====== Data supplied

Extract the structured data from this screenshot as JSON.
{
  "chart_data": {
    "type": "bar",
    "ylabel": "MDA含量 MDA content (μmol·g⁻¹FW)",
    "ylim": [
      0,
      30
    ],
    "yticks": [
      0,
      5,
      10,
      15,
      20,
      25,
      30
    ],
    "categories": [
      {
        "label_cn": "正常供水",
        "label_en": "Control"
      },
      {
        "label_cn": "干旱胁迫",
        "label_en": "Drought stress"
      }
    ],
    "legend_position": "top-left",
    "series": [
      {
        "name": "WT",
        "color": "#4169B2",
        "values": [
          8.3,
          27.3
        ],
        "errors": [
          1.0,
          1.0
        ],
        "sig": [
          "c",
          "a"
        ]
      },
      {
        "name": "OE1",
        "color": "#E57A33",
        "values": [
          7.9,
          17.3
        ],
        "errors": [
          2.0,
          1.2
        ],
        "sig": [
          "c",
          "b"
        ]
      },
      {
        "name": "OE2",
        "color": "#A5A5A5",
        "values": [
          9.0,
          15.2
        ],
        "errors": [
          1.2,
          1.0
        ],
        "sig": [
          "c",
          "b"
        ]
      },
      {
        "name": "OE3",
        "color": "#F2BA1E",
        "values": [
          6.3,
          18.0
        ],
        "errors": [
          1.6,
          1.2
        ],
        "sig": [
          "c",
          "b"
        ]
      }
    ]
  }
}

============

**Given exercise:**
Go back to the listing above and please repeat it exactly.

**Result of this exercise:**
Extract the structured data from this screenshot as JSON.
{
  "chart_data": {
    "type": "bar",
    "ylabel": "MDA含量 MDA content (μmol·g⁻¹FW)",
    "ylim": [
      0,
      30
    ],
    "yticks": [
      0,
      5,
      10,
      15,
      20,
      25,
      30
    ],
    "categories": [
      {
        "label_cn": "正常供水",
        "label_en": "Control"
      },
      {
        "label_cn": "干旱胁迫",
        "label_en": "Drought stress"
      }
    ],
    "legend_position": "top-left",
    "series": [
      {
        "name": "WT",
        "color": "#4169B2",
        "values": [
          8.3,
          27.3
        ],
        "errors": [
          1.0,
          1.0
        ],
        "sig": [
          "c",
          "a"
        ]
      },
      {
        "name": "OE1",
        "color": "#E57A33",
        "values": [
          7.9,
          17.3
        ],
        "errors": [
          2.0,
          1.2
        ],
        "sig": [
          "c",
          "b"
        ]
      },
      {
        "name": "OE2",
        "color": "#A5A5A5",
        "values": [
          9.0,
          15.2
        ],
        "errors": [
          1.2,
          1.0
        ],
        "sig": [
          "c",
          "b"
        ]
      },
      {
        "name": "OE3",
        "color": "#F2BA1E",
        "values": [
          6.3,
          18.0
        ],
        "errors": [
          1.6,
          1.2
        ],
        "sig": [
          "c",
          "b"
        ]
      }
    ]
  }
}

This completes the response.